* [EXERCISE BRIEF]
Collect all lines from the records below that include the word "includes".
··· STORED DATA
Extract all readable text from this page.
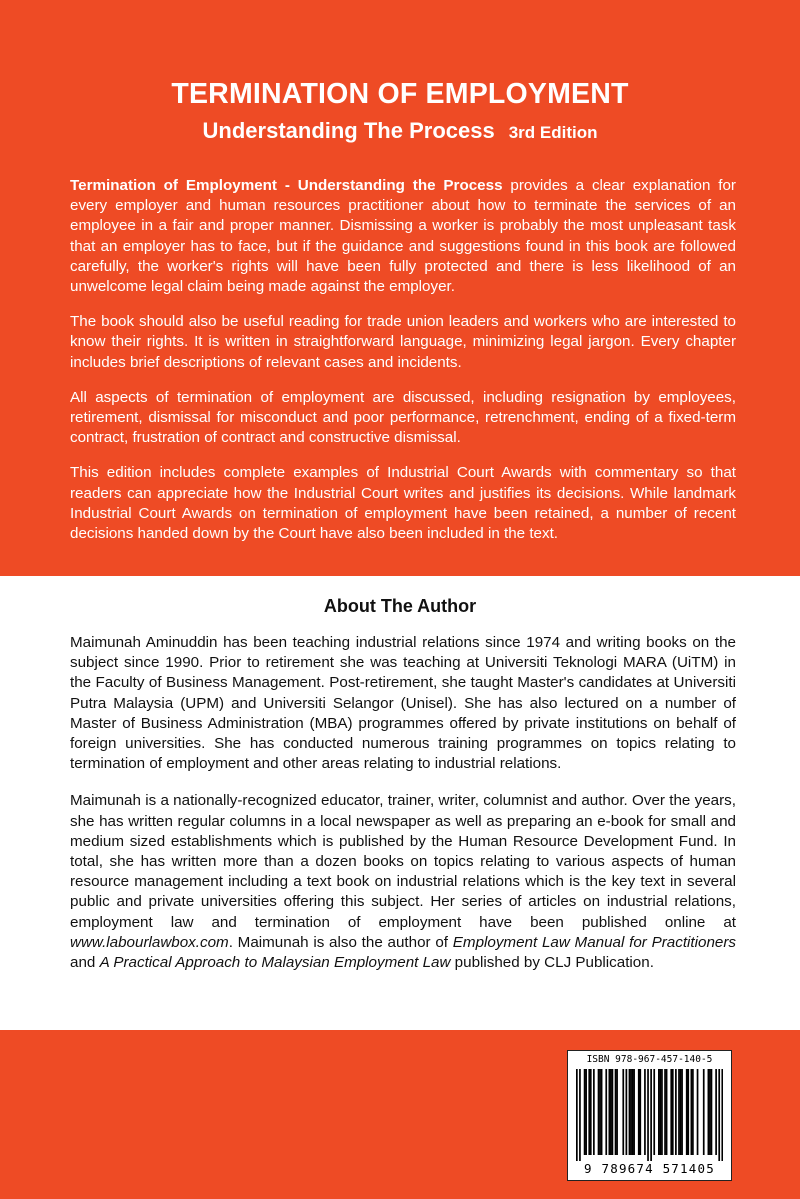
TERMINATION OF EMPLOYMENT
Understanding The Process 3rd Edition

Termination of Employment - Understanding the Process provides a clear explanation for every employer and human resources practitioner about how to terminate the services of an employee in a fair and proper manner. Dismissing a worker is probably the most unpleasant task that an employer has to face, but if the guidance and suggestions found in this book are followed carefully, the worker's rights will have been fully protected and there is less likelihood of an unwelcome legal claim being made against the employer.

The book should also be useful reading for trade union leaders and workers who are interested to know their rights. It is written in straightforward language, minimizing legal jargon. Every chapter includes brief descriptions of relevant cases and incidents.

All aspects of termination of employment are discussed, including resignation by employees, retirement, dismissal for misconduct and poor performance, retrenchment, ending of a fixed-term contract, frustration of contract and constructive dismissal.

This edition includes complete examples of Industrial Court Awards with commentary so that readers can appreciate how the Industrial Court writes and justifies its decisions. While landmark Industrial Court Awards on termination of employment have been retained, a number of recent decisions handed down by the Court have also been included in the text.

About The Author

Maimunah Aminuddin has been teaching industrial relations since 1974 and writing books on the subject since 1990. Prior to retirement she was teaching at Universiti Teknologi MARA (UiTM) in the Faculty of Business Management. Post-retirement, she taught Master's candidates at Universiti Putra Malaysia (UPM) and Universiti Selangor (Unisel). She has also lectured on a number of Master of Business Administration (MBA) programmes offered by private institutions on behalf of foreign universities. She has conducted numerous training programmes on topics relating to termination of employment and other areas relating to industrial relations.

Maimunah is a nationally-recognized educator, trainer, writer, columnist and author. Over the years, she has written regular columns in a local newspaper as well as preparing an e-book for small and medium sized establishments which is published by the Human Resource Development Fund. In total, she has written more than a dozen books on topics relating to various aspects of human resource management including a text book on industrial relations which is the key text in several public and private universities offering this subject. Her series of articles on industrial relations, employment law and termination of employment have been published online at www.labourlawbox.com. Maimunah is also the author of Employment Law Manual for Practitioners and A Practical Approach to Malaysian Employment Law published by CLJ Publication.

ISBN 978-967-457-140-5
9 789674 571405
······
* [FINISHED TASK]
The book should also be useful reading for trade union leaders and workers who are interested to know their rights. It is written in straightforward language, minimizing legal jargon. Every chapter includes brief descriptions of relevant cases and incidents.
This edition includes complete examples of Industrial Court Awards with commentary so that readers can appreciate how the Industrial Court writes and justifies its decisions. While landmark Industrial Court Awards on termination of employment have been retained, a number of recent decisions handed down by the Court have also been included in the text.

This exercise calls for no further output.